## Aim
Please rewrite the material from its start through the line containing "list column 2: outrageous complaints: The toilet", replacing "occupant" with "tenant" and keeping everything else the same.

— Start —

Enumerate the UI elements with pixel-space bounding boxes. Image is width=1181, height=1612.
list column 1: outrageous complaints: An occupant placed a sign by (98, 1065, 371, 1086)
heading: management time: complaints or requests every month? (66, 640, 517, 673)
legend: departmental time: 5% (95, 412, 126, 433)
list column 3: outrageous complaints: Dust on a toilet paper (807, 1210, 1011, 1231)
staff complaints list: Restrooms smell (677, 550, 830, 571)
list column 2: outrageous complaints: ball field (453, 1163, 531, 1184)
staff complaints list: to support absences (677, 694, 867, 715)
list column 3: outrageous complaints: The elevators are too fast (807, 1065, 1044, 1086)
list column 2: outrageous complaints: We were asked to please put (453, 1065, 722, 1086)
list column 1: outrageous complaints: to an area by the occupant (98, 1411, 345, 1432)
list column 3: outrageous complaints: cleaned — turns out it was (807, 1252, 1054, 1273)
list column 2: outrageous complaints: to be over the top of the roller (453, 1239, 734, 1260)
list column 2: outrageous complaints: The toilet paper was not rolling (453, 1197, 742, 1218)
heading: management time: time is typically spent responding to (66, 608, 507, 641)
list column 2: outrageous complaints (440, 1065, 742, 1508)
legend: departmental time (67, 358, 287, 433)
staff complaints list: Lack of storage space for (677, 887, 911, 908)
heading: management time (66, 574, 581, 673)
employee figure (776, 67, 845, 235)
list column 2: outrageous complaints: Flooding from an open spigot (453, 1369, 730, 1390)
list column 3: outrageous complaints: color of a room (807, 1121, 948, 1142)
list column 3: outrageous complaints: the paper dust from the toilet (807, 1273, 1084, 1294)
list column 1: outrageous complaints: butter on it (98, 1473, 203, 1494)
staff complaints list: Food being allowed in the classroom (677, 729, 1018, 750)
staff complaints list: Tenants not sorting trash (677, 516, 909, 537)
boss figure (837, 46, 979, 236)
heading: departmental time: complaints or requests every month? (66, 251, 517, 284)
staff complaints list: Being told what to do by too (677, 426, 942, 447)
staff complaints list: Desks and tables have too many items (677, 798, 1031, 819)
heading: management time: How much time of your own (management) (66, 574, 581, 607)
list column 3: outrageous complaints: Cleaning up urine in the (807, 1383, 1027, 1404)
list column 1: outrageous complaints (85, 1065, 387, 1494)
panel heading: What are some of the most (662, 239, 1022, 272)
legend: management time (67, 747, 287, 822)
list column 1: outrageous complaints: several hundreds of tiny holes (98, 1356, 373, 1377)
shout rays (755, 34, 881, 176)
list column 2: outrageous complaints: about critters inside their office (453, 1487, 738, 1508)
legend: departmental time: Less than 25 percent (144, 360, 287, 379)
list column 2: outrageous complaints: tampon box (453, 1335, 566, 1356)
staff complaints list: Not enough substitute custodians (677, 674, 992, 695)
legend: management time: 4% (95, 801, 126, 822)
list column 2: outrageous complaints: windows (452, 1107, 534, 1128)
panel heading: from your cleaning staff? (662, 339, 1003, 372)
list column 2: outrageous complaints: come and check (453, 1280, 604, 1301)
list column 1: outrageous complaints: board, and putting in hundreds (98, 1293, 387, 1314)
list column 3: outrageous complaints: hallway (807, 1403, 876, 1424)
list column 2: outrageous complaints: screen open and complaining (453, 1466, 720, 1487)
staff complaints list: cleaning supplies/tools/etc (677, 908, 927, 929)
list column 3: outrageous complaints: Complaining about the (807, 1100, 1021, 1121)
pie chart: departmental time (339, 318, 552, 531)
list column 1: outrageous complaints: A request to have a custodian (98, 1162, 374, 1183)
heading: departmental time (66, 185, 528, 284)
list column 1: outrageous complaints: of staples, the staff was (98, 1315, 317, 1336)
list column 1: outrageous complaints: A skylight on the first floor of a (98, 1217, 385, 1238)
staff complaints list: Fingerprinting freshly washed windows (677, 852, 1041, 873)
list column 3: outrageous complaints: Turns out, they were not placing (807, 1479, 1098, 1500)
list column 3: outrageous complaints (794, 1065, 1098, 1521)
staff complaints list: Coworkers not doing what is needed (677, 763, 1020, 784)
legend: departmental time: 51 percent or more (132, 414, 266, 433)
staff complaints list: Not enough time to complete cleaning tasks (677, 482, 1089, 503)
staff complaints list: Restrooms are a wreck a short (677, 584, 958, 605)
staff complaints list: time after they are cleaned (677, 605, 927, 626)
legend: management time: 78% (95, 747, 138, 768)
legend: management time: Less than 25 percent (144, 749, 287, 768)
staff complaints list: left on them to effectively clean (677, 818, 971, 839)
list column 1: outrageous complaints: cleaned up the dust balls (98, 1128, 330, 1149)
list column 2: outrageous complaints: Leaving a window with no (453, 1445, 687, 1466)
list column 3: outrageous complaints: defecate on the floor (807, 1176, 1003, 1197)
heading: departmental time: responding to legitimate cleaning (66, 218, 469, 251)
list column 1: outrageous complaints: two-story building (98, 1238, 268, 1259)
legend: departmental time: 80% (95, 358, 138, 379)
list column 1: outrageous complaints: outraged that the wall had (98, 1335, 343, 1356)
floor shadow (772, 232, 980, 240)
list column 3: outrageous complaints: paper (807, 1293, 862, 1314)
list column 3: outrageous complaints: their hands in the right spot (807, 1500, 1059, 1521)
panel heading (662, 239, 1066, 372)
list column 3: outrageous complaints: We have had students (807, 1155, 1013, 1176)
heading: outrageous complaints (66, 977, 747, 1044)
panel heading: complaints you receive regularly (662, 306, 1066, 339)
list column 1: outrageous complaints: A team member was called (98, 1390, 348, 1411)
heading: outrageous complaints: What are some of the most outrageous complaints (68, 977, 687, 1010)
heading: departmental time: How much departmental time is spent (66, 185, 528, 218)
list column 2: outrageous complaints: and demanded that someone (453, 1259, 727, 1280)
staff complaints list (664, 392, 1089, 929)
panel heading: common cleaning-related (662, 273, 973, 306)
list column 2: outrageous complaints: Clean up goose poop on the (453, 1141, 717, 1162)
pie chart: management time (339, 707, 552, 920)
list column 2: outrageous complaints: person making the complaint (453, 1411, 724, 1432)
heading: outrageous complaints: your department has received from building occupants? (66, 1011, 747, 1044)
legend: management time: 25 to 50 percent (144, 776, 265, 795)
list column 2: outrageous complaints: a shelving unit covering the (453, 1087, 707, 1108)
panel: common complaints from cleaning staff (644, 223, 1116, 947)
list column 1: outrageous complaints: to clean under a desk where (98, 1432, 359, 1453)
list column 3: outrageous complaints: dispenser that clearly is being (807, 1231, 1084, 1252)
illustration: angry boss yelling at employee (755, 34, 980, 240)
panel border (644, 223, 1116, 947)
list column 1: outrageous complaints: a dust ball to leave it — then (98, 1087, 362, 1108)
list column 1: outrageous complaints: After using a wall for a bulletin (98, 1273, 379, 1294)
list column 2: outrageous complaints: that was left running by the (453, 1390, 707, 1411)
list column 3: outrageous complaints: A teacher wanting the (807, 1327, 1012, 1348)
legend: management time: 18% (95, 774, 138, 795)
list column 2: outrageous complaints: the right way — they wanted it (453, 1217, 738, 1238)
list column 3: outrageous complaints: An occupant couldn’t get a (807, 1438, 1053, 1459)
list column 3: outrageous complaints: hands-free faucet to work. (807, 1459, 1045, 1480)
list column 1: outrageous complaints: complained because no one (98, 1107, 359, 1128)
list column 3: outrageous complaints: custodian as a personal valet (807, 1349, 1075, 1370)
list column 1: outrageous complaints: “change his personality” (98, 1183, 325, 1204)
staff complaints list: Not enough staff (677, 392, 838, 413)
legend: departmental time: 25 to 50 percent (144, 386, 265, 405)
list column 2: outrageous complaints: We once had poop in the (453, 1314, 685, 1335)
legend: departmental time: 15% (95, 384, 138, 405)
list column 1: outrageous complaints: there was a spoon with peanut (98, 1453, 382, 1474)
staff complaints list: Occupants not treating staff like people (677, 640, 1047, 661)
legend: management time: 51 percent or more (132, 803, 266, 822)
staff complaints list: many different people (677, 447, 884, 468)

— End —

## Response to the exercise
Enumerate the UI elements with pixel-space bounding boxes. Image is width=1181, height=1612.
list column 1: outrageous complaints: An tenant placed a sign by (98, 1065, 371, 1086)
heading: management time: complaints or requests every month? (66, 640, 517, 673)
legend: departmental time: 5% (95, 412, 126, 433)
list column 3: outrageous complaints: Dust on a toilet paper (807, 1210, 1011, 1231)
staff complaints list: Restrooms smell (677, 550, 830, 571)
list column 2: outrageous complaints: ball field (453, 1163, 531, 1184)
staff complaints list: to support absences (677, 694, 867, 715)
list column 3: outrageous complaints: The elevators are too fast (807, 1065, 1044, 1086)
list column 2: outrageous complaints: We were asked to please put (453, 1065, 722, 1086)
list column 1: outrageous complaints: to an area by the tenant (98, 1411, 345, 1432)
list column 3: outrageous complaints: cleaned — turns out it was (807, 1252, 1054, 1273)
list column 2: outrageous complaints: to be over the top of the roller (453, 1239, 734, 1260)
list column 2: outrageous complaints: The toilet paper was not rolling (453, 1197, 742, 1218)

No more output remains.